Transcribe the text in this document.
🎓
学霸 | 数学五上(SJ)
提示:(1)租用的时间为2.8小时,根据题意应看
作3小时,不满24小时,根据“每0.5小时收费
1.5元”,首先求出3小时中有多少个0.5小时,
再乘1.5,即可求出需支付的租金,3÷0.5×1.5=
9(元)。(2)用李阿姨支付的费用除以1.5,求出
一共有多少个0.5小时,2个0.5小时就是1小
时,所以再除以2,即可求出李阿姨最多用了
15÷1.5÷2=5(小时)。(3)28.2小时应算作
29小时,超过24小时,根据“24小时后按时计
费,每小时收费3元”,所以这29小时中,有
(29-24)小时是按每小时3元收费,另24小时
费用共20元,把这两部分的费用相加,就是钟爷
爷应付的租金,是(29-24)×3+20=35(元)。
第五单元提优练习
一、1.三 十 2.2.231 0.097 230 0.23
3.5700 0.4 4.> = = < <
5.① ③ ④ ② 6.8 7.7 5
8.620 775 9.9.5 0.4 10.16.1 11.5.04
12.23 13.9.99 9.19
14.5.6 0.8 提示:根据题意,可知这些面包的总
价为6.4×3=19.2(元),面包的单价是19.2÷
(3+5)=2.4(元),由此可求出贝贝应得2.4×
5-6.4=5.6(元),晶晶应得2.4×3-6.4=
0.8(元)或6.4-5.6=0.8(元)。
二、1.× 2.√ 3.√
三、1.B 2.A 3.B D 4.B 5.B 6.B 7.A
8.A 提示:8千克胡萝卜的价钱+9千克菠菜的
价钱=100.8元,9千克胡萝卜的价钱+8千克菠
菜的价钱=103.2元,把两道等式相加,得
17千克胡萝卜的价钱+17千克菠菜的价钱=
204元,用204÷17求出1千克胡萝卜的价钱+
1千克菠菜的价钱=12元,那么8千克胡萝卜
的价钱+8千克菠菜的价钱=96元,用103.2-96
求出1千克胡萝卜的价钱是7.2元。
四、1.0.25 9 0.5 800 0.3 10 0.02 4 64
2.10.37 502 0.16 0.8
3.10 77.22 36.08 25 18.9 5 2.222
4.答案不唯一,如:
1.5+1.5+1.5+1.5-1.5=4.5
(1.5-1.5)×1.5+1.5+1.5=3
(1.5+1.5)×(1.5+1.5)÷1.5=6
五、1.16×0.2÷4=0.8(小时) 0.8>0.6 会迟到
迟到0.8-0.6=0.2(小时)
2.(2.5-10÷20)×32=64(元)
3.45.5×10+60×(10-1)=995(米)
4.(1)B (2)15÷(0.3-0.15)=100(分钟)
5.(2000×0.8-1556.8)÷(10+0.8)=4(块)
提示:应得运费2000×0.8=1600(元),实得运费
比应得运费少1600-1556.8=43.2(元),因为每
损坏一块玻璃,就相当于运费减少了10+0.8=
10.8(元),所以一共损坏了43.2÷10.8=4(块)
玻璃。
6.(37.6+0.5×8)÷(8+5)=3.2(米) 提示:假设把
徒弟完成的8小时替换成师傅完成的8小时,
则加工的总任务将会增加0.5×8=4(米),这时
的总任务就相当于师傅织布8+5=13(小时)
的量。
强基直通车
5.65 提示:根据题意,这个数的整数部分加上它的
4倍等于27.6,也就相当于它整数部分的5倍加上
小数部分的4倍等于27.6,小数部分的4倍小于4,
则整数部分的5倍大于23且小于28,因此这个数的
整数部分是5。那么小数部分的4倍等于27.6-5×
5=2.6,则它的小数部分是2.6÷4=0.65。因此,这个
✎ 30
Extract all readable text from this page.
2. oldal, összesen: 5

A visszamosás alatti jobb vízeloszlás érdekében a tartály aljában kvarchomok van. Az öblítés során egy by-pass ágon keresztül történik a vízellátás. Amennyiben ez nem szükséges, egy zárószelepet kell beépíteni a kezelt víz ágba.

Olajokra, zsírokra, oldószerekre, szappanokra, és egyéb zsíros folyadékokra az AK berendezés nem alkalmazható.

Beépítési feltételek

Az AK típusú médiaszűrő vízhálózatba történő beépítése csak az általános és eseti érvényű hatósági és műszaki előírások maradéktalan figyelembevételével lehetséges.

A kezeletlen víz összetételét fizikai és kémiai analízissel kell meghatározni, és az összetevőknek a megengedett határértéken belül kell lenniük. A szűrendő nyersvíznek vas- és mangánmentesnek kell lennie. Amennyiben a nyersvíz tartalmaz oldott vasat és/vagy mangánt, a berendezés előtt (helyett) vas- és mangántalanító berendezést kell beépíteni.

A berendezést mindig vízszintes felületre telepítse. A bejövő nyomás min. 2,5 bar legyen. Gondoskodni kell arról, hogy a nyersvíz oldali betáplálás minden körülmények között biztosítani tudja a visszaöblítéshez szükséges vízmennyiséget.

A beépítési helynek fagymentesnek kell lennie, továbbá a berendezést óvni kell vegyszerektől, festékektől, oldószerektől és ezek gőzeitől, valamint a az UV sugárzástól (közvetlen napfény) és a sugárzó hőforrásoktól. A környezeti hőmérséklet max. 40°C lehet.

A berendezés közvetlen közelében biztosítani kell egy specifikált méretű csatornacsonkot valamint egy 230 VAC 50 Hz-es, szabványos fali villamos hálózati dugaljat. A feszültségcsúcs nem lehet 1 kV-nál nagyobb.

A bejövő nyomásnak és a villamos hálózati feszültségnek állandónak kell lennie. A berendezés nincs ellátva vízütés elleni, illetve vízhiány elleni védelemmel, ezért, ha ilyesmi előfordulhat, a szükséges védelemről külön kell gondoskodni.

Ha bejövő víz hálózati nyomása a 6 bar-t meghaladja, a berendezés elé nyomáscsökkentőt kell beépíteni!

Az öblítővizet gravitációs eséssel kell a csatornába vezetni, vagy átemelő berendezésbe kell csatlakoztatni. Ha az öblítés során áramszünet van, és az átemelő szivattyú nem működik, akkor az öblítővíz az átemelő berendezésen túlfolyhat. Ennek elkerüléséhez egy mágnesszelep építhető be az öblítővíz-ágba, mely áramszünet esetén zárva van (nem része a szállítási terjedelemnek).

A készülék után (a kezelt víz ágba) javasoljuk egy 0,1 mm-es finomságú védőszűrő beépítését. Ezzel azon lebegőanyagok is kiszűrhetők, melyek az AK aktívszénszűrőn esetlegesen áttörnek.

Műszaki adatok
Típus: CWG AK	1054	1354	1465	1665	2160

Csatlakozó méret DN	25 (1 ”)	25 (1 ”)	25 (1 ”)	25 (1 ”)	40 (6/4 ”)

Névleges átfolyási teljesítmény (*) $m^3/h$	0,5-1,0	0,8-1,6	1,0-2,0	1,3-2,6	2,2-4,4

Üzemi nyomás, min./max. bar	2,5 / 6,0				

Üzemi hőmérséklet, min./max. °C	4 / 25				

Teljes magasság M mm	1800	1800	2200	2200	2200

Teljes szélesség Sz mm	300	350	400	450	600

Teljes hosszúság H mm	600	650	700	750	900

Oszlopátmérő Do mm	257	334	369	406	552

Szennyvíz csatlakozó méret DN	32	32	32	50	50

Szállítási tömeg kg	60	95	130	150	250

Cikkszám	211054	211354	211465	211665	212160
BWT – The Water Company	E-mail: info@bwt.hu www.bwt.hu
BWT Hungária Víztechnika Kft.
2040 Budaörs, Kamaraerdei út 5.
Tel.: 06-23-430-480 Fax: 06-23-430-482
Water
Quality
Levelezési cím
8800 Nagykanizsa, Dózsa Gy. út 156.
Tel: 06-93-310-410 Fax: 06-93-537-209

**Problem description**
Which lines hold the word "Water"? Copy each of them from the records.

**Answer to the problem**
BWT – The Water Company	E-mail: info@bwt.hu www.bwt.hu
Water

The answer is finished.